TASK STATEMENT: Each line below should be retyped exactly, with no pictures.

########################################

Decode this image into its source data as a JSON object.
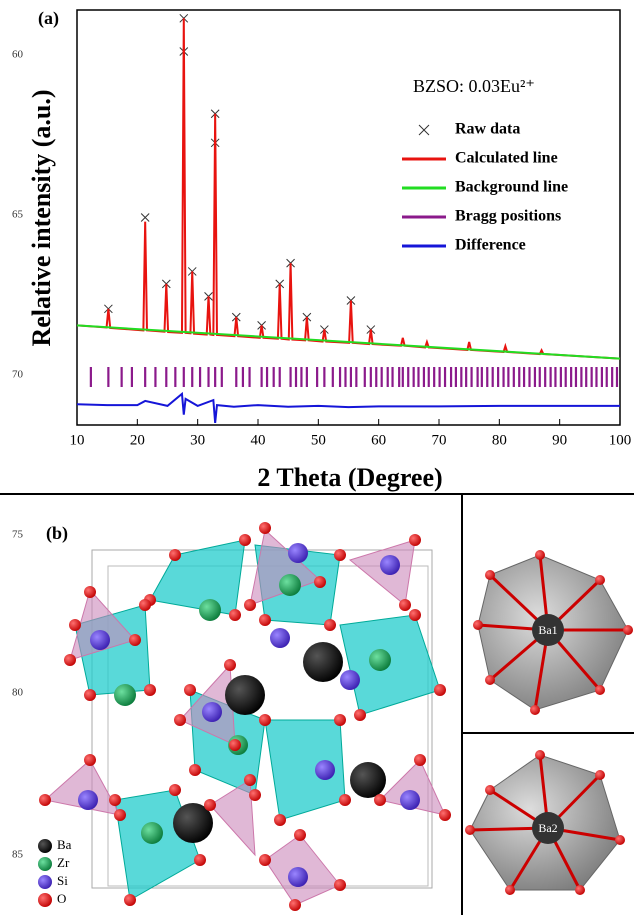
{
  "line_numbers": [
    "60",
    "65",
    "70",
    "75",
    "80",
    "85"
  ],
  "chart_data": {
    "type": "line",
    "panel_label": "(a)",
    "annotation": "BZSO: 0.03Eu²⁺",
    "xlabel": "2 Theta (Degree)",
    "ylabel": "Relative intensity (a.u.)",
    "xlim": [
      10,
      100
    ],
    "xticks": [
      10,
      20,
      30,
      40,
      50,
      60,
      70,
      80,
      90,
      100
    ],
    "ylim": [
      0,
      100
    ],
    "series": [
      {
        "name": "Raw data",
        "color": "#333333",
        "marker": "x",
        "x": [
          15.2,
          21.3,
          24.8,
          27.7,
          27.7,
          29.1,
          31.8,
          32.9,
          32.9,
          36.4,
          40.6,
          43.6,
          45.4,
          48.1,
          51.0,
          55.4,
          58.7
        ],
        "values": [
          28,
          50,
          34,
          98,
          90,
          37,
          31,
          75,
          68,
          26,
          24,
          34,
          39,
          26,
          23,
          30,
          23
        ]
      },
      {
        "name": "Calculated line",
        "color": "#e8130f",
        "x": [
          10,
          14.9,
          15.2,
          15.5,
          21.0,
          21.3,
          21.6,
          24.5,
          24.8,
          25.1,
          27.4,
          27.7,
          28.0,
          28.8,
          29.1,
          29.4,
          31.5,
          31.8,
          32.1,
          32.6,
          32.9,
          33.2,
          36.1,
          36.4,
          36.7,
          40.3,
          40.6,
          40.9,
          43.3,
          43.6,
          43.9,
          45.1,
          45.4,
          45.7,
          47.8,
          48.1,
          48.4,
          50.7,
          51.0,
          51.3,
          55.1,
          55.4,
          55.7,
          58.4,
          58.7,
          59.0,
          63.7,
          64.0,
          64.3,
          67.7,
          68.0,
          68.3,
          74.7,
          75.0,
          75.3,
          80.7,
          81.0,
          81.3,
          86.7,
          87.0,
          87.3,
          100
        ],
        "values": [
          24,
          23.5,
          28,
          23.4,
          22.8,
          49,
          22.8,
          22.5,
          34,
          22.4,
          22.2,
          98,
          22.2,
          22.1,
          37,
          22,
          21.8,
          31,
          21.8,
          21.7,
          75,
          21.7,
          21.4,
          26,
          21.4,
          21,
          24,
          21,
          20.8,
          34,
          20.8,
          20.6,
          39,
          20.6,
          20.4,
          26,
          20.4,
          20.1,
          23,
          20.1,
          19.8,
          30,
          19.8,
          19.5,
          23,
          19.5,
          19.1,
          21,
          19.1,
          18.7,
          20,
          18.7,
          18.1,
          20,
          18.1,
          17.6,
          19,
          17.6,
          17.1,
          18,
          17.1,
          16
        ]
      },
      {
        "name": "Background line",
        "color": "#22dd22",
        "x": [
          10,
          100
        ],
        "values": [
          24,
          16
        ]
      },
      {
        "name": "Bragg positions",
        "color": "#8b1a8b",
        "x": [
          12.3,
          15.2,
          17.4,
          19.1,
          21.3,
          23.0,
          24.8,
          26.3,
          27.7,
          29.1,
          30.4,
          31.8,
          32.9,
          34.0,
          36.4,
          37.5,
          38.6,
          40.6,
          41.5,
          42.6,
          43.6,
          45.4,
          46.3,
          47.2,
          48.1,
          49.8,
          51.0,
          52.4,
          53.6,
          54.5,
          55.4,
          56.3,
          57.7,
          58.7,
          59.6,
          60.5,
          61.5,
          62.3,
          63.4,
          64.0,
          64.9,
          65.8,
          66.6,
          67.5,
          68.3,
          69.2,
          70.1,
          71.0,
          72.0,
          72.8,
          73.7,
          74.5,
          75.4,
          76.4,
          77.1,
          78.0,
          78.9,
          79.8,
          80.7,
          81.5,
          82.4,
          83.3,
          84.1,
          85.0,
          85.9,
          86.7,
          87.6,
          88.5,
          89.3,
          90.2,
          91.0,
          91.9,
          92.7,
          93.6,
          94.4,
          95.3,
          96.1,
          97.0,
          97.8,
          98.7,
          99.5
        ]
      },
      {
        "name": "Difference",
        "color": "#1515d8",
        "x": [
          10,
          15,
          20,
          21.3,
          25,
          27.4,
          27.7,
          28.0,
          30,
          32.6,
          32.9,
          33.2,
          36,
          40,
          45,
          50,
          55,
          60,
          70,
          80,
          90,
          100
        ],
        "values": [
          5.0,
          4.8,
          4.8,
          5.8,
          4.6,
          7.5,
          2.5,
          6.3,
          4.6,
          6.0,
          0.5,
          4.8,
          4.4,
          4.8,
          4.4,
          4.6,
          4.3,
          4.5,
          4.5,
          4.6,
          4.6,
          4.6
        ]
      }
    ]
  },
  "structure": {
    "panel_label": "(b)",
    "legend": [
      "Ba",
      "Zr",
      "Si",
      "O"
    ],
    "sites": [
      "Ba1",
      "Ba2"
    ]
  }
}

########################################

TASK RESPONSE:
Decode this image into its source data as a JSON object.
{
  "line_numbers": [
    "60",
    "65",
    "70",
    "75",
    "80",
    "85"
  ],
  "chart_data": {
    "type": "line",
    "panel_label": "(a)",
    "annotation": "BZSO: 0.03Eu²⁺",
    "xlabel": "2 Theta (Degree)",
    "ylabel": "Relative intensity (a.u.)",
    "xlim": [
      10,
      100
    ],
    "xticks": [
      10,
      20,
      30,
      40,
      50,
      60,
      70,
      80,
      90,
      100
    ],
    "ylim": [
      0,
      100
    ],
    "series": [
      {
        "name": "Raw data",
        "color": "#333333",
        "marker": "x",
        "x": [
          15.2,
          21.3,
          24.8,
          27.7,
          27.7,
          29.1,
          31.8,
          32.9,
          32.9,
          36.4,
          40.6,
          43.6,
          45.4,
          48.1,
          51.0,
          55.4,
          58.7
        ],
        "values": [
          28,
          50,
          34,
          98,
          90,
          37,
          31,
          75,
          68,
          26,
          24,
          34,
          39,
          26,
          23,
          30,
          23
        ]
      },
      {
        "name": "Calculated line",
        "color": "#e8130f",
        "x": [
          10,
          14.9,
          15.2,
          15.5,
          21.0,
          21.3,
          21.6,
          24.5,
          24.8,
          25.1,
          27.4,
          27.7,
          28.0,
          28.8,
          29.1,
          29.4,
          31.5,
          31.8,
          32.1,
          32.6,
          32.9,
          33.2,
          36.1,
          36.4,
          36.7,
          40.3,
          40.6,
          40.9,
          43.3,
          43.6,
          43.9,
          45.1,
          45.4,
          45.7,
          47.8,
          48.1,
          48.4,
          50.7,
          51.0,
          51.3,
          55.1,
          55.4,
          55.7,
          58.4,
          58.7,
          59.0,
          63.7,
          64.0,
          64.3,
          67.7,
          68.0,
          68.3,
          74.7,
          75.0,
          75.3,
          80.7,
          81.0,
          81.3,
          86.7,
          87.0,
          87.3,
          100
        ],
        "values": [
          24,
          23.5,
          28,
          23.4,
          22.8,
          49,
          22.8,
          22.5,
          34,
          22.4,
          22.2,
          98,
          22.2,
          22.1,
          37,
          22,
          21.8,
          31,
          21.8,
          21.7,
          75,
          21.7,
          21.4,
          26,
          21.4,
          21,
          24,
          21,
          20.8,
          34,
          20.8,
          20.6,
          39,
          20.6,
          20.4,
          26,
          20.4,
          20.1,
          23,
          20.1,
          19.8,
          30,
          19.8,
          19.5,
          23,
          19.5,
          19.1,
          21,
          19.1,
          18.7,
          20,
          18.7,
          18.1,
          20,
          18.1,
          17.6,
          19,
          17.6,
          17.1,
          18,
          17.1,
          16
        ]
      },
      {
        "name": "Background line",
        "color": "#22dd22",
        "x": [
          10,
          100
        ],
        "values": [
          24,
          16
        ]
      },
      {
        "name": "Bragg positions",
        "color": "#8b1a8b",
        "x": [
          12.3,
          15.2,
          17.4,
          19.1,
          21.3,
          23.0,
          24.8,
          26.3,
          27.7,
          29.1,
          30.4,
          31.8,
          32.9,
          34.0,
          36.4,
          37.5,
          38.6,
          40.6,
          41.5,
          42.6,
          43.6,
          45.4,
          46.3,
          47.2,
          48.1,
          49.8,
          51.0,
          52.4,
          53.6,
          54.5,
          55.4,
          56.3,
          57.7,
          58.7,
          59.6,
          60.5,
          61.5,
          62.3,
          63.4,
          64.0,
          64.9,
          65.8,
          66.6,
          67.5,
          68.3,
          69.2,
          70.1,
          71.0,
          72.0,
          72.8,
          73.7,
          74.5,
          75.4,
          76.4,
          77.1,
          78.0,
          78.9,
          79.8,
          80.7,
          81.5,
          82.4,
          83.3,
          84.1,
          85.0,
          85.9,
          86.7,
          87.6,
          88.5,
          89.3,
          90.2,
          91.0,
          91.9,
          92.7,
          93.6,
          94.4,
          95.3,
          96.1,
          97.0,
          97.8,
          98.7,
          99.5
        ]
      },
      {
        "name": "Difference",
        "color": "#1515d8",
        "x": [
          10,
          15,
          20,
          21.3,
          25,
          27.4,
          27.7,
          28.0,
          30,
          32.6,
          32.9,
          33.2,
          36,
          40,
          45,
          50,
          55,
          60,
          70,
          80,
          90,
          100
        ],
        "values": [
          5.0,
          4.8,
          4.8,
          5.8,
          4.6,
          7.5,
          2.5,
          6.3,
          4.6,
          6.0,
          0.5,
          4.8,
          4.4,
          4.8,
          4.4,
          4.6,
          4.3,
          4.5,
          4.5,
          4.6,
          4.6,
          4.6
        ]
      }
    ]
  },
  "structure": {
    "panel_label": "(b)",
    "legend": [
      "Ba",
      "Zr",
      "Si",
      "O"
    ],
    "sites": [
      "Ba1",
      "Ba2"
    ]
  }
}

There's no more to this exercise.